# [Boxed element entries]
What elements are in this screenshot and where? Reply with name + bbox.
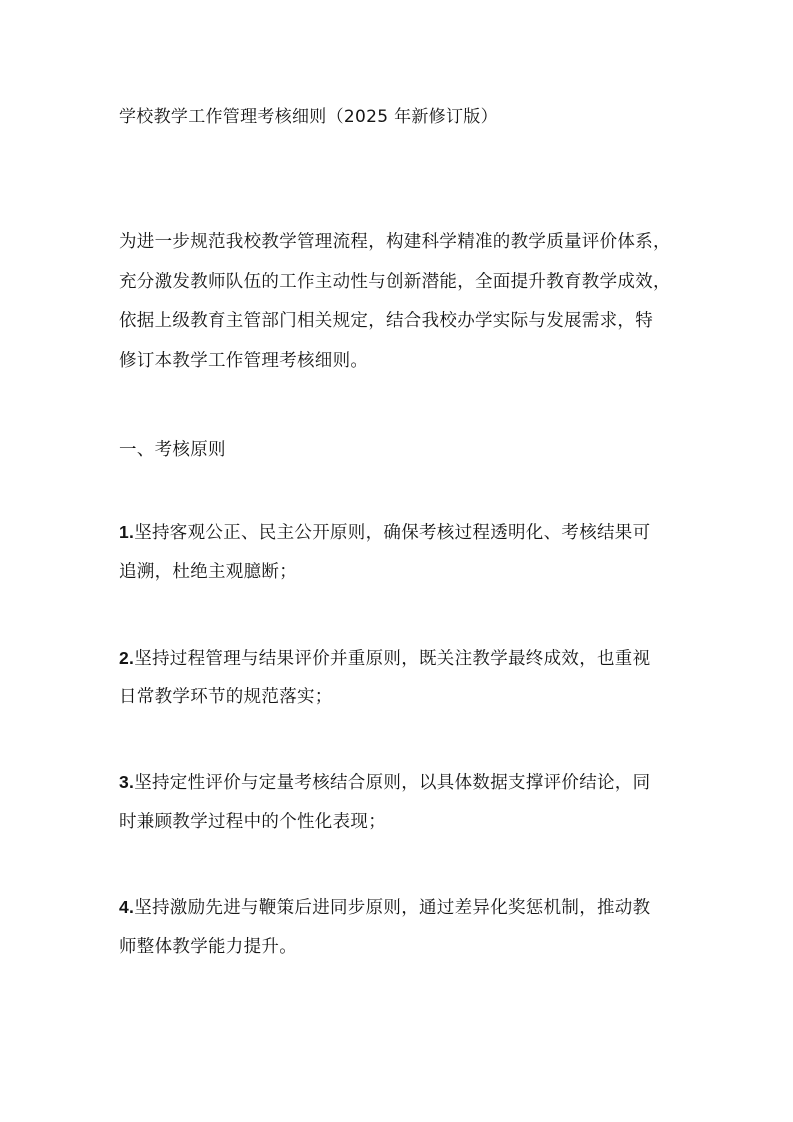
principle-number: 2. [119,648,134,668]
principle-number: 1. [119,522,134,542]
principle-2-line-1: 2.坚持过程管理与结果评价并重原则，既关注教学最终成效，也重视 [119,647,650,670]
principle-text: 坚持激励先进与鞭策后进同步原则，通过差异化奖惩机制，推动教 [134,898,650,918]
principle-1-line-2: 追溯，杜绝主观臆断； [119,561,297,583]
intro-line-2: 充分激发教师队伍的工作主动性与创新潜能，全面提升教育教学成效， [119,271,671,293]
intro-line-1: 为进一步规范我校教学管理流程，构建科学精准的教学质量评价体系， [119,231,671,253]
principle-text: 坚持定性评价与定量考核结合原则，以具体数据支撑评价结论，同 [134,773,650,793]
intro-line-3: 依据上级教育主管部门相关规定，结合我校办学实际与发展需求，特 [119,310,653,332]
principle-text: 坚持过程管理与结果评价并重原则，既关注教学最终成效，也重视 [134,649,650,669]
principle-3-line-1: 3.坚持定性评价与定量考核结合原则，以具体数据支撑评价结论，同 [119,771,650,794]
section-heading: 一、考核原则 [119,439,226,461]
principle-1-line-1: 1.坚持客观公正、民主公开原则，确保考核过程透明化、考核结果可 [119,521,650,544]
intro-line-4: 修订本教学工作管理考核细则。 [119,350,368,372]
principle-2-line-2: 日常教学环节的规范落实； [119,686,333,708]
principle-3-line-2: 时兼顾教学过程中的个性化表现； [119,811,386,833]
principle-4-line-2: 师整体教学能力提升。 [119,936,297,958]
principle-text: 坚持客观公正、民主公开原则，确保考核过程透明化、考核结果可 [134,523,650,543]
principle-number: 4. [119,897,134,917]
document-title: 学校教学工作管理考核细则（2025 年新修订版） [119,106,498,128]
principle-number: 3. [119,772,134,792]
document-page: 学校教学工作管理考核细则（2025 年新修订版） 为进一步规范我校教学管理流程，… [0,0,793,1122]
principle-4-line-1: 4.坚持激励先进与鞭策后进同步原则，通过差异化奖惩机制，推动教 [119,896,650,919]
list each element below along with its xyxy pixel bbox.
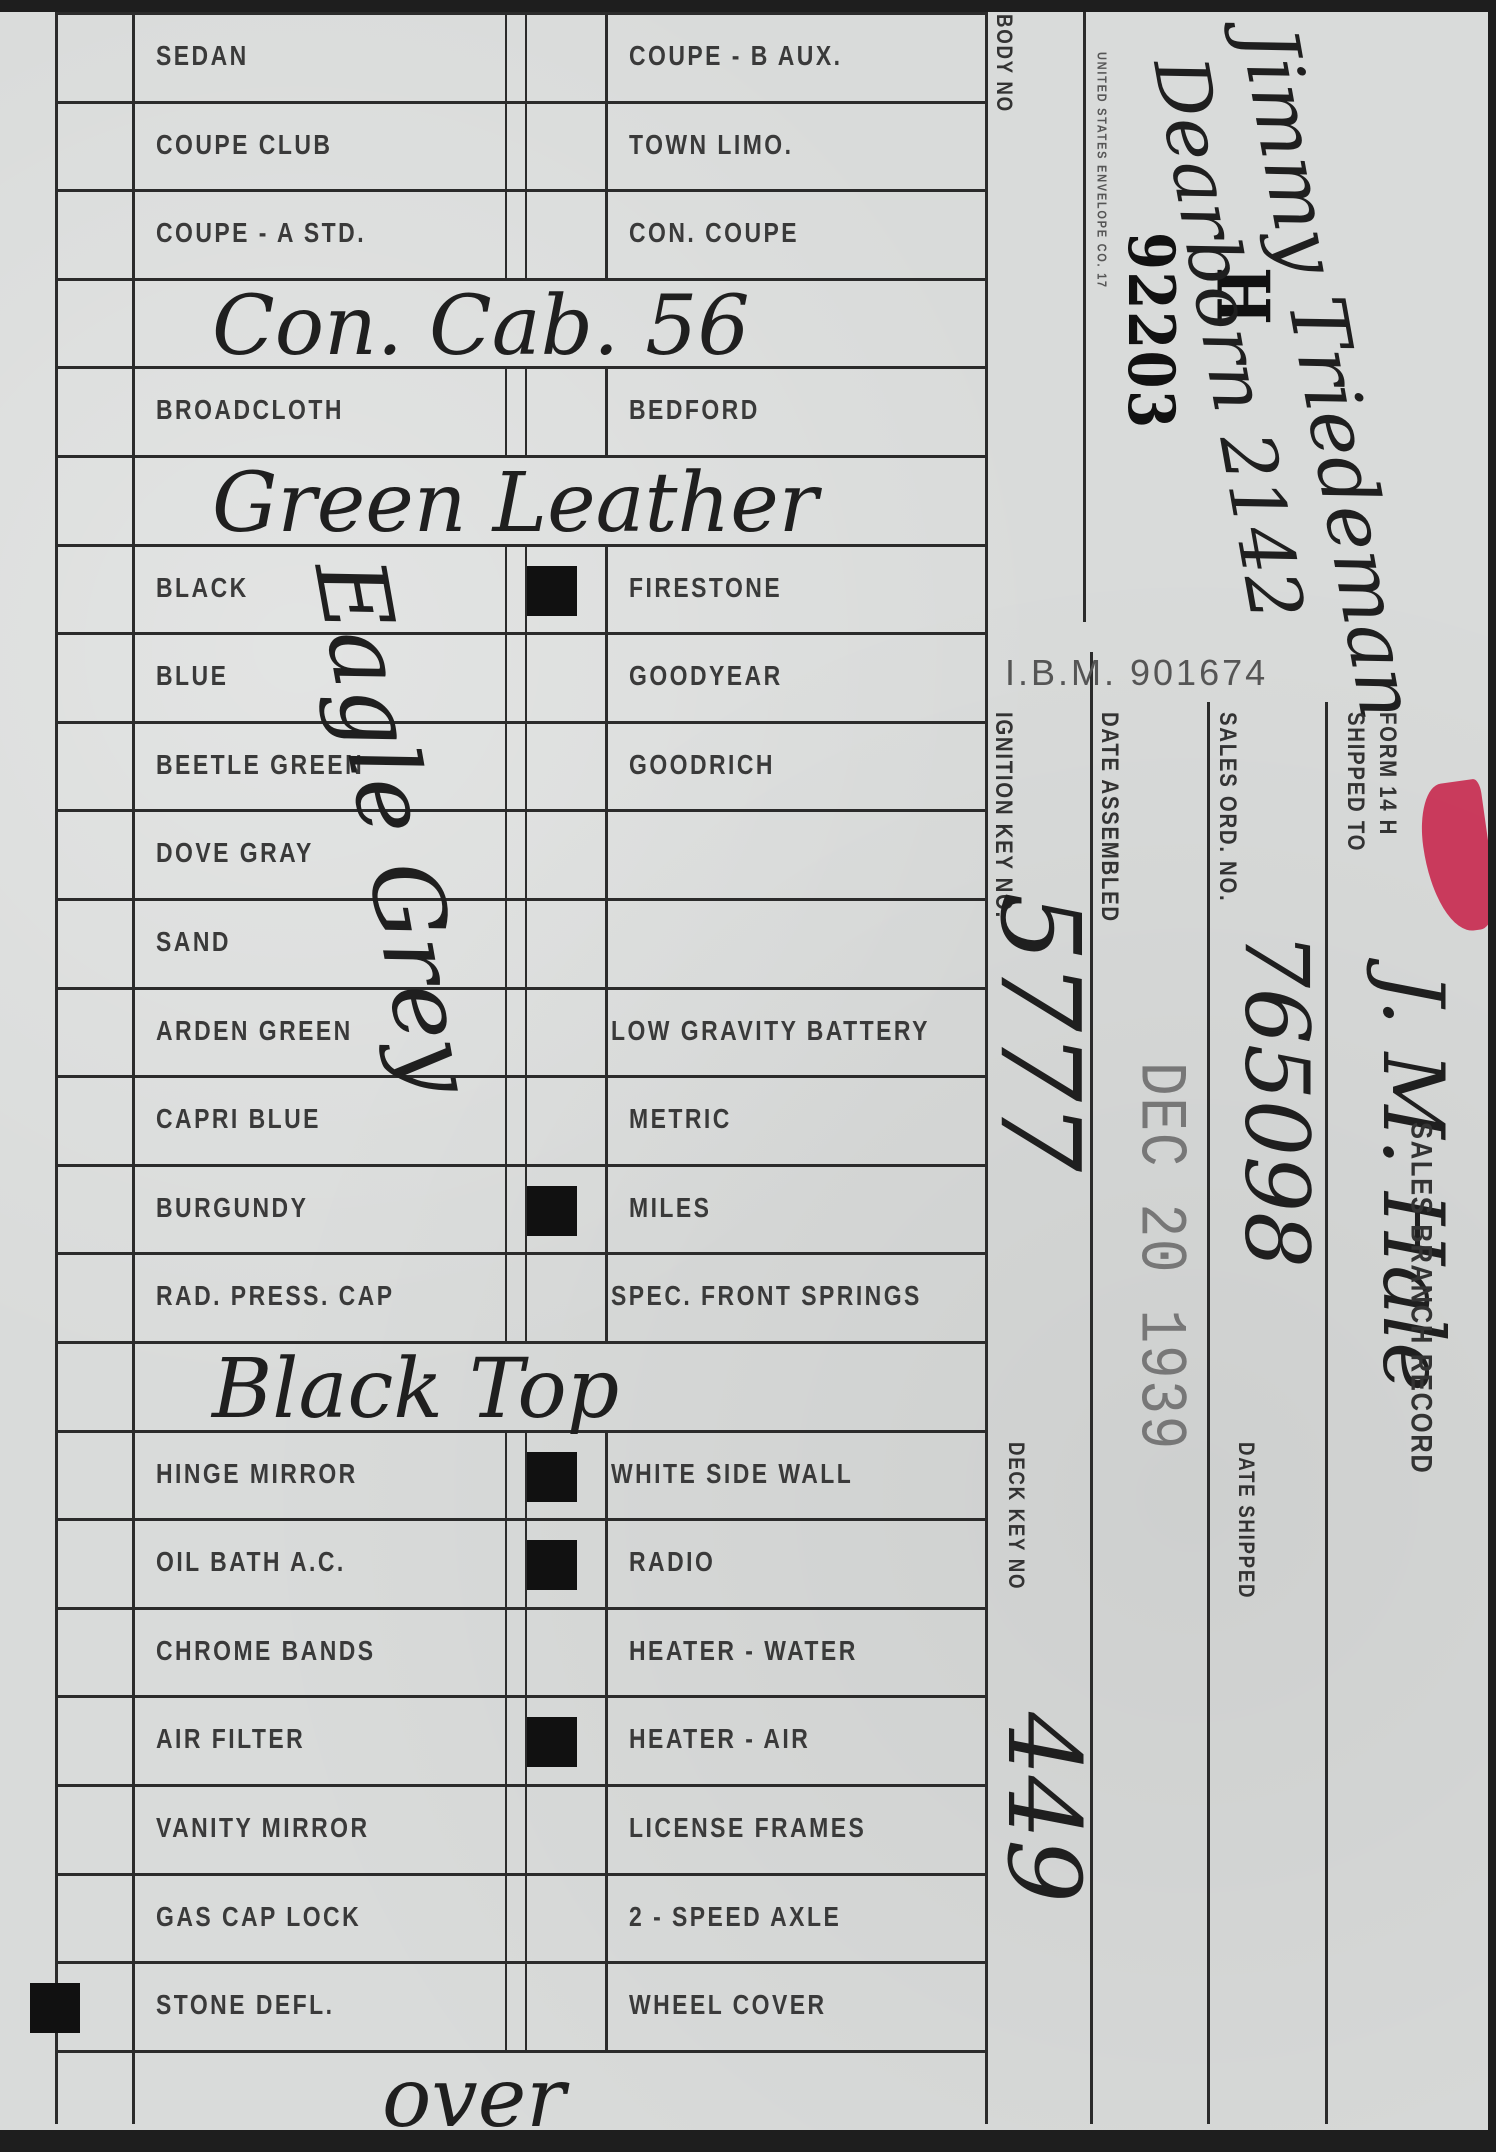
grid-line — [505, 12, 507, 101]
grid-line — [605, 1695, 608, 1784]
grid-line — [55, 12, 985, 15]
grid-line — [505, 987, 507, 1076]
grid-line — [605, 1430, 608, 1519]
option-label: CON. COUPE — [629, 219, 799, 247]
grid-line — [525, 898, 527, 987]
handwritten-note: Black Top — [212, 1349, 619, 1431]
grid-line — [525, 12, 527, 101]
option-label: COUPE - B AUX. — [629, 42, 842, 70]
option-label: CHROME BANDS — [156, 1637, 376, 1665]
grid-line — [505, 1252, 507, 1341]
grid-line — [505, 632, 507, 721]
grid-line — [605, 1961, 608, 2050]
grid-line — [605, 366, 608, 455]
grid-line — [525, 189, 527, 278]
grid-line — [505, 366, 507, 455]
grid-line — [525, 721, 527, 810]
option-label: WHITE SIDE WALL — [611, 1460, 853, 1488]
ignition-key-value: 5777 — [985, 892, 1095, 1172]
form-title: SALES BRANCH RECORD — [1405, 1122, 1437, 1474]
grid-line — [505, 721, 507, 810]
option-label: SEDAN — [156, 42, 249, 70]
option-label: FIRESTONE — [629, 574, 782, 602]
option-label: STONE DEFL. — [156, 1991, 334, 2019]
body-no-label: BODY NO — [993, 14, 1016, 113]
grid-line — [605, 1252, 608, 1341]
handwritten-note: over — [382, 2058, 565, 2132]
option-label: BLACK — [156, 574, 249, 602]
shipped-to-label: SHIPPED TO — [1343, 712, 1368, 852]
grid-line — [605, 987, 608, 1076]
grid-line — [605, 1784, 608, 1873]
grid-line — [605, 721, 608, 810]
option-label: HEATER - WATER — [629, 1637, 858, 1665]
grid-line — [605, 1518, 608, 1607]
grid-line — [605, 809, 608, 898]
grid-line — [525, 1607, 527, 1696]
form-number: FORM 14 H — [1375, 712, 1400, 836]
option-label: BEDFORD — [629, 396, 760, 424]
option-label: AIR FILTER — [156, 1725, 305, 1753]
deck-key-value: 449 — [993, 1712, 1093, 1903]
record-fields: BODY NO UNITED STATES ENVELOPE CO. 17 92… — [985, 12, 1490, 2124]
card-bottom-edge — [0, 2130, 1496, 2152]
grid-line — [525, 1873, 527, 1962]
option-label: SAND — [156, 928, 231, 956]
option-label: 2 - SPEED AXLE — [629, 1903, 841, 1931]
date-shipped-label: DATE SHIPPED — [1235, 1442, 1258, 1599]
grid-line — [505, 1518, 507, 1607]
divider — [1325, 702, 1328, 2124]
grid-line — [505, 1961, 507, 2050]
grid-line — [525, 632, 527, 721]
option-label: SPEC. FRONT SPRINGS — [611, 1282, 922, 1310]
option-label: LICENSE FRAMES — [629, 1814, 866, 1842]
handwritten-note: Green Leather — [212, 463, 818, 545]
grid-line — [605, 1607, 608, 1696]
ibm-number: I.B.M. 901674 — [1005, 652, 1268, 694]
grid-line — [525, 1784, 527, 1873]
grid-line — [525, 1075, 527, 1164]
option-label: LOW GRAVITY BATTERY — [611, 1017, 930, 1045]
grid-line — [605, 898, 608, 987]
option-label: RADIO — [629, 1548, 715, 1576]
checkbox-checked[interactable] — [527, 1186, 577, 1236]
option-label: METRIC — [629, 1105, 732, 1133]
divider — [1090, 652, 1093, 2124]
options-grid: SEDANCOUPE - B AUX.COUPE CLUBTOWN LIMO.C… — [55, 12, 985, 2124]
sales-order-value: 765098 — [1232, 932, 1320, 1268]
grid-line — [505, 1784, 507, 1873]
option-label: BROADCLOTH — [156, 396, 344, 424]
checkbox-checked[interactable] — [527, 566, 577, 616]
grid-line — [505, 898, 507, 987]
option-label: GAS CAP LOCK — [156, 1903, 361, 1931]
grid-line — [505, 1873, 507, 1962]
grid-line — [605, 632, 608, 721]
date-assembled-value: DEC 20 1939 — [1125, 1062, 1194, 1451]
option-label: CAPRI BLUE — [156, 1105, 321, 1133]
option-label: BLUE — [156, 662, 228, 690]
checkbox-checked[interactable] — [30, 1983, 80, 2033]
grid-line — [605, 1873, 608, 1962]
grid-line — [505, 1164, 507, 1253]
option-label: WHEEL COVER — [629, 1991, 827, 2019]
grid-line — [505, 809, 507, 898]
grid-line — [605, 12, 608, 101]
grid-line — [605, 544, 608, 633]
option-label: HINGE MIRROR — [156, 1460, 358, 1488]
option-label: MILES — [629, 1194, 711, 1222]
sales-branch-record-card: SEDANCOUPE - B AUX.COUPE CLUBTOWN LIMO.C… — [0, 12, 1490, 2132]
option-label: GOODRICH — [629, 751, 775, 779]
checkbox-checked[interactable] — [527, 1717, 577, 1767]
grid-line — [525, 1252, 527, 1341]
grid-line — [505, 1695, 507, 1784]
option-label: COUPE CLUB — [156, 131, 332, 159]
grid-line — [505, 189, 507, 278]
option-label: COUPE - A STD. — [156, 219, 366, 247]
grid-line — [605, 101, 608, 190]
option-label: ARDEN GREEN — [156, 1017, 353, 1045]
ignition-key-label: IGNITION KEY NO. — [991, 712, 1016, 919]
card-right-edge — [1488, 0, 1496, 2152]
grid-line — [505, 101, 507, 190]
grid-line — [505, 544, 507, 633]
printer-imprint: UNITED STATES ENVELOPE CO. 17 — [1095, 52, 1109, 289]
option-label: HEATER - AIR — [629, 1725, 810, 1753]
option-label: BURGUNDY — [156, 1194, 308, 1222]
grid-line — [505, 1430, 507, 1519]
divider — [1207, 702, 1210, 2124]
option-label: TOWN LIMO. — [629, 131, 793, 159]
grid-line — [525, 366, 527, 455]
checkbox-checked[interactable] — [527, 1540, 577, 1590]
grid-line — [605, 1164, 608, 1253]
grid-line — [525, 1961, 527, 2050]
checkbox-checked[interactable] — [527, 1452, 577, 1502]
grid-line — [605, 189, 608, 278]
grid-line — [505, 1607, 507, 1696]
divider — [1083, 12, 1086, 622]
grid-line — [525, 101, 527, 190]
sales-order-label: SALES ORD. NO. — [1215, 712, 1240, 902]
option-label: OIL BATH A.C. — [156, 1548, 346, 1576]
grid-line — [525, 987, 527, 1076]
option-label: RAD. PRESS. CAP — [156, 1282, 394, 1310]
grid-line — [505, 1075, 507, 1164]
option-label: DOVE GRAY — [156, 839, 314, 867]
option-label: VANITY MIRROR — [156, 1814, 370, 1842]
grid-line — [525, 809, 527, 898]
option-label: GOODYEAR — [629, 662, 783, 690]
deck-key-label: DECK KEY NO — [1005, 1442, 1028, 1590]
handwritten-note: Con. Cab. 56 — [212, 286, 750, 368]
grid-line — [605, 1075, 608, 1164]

# [Directive]
Reproduce the lines from the one with "grid-line — [505, 12, 507, 101]" through the one with "grid-line — [525, 189, 527, 278]", swapping "option-label" for "option-text" and leaving everything else unchanged.

# [Response to this exercise]
grid-line — [505, 12, 507, 101]
grid-line — [605, 1695, 608, 1784]
grid-line — [55, 12, 985, 15]
grid-line — [505, 987, 507, 1076]
grid-line — [605, 1430, 608, 1519]
option-text: CON. COUPE — [629, 219, 799, 247]
grid-line — [525, 898, 527, 987]
handwritten-note: Black Top — [212, 1349, 619, 1431]
grid-line — [525, 12, 527, 101]
option-text: COUPE - B AUX. — [629, 42, 842, 70]
option-text: CHROME BANDS — [156, 1637, 376, 1665]
grid-line — [505, 1252, 507, 1341]
grid-line — [505, 632, 507, 721]
grid-line — [605, 1961, 608, 2050]
grid-line — [605, 366, 608, 455]
grid-line — [525, 189, 527, 278]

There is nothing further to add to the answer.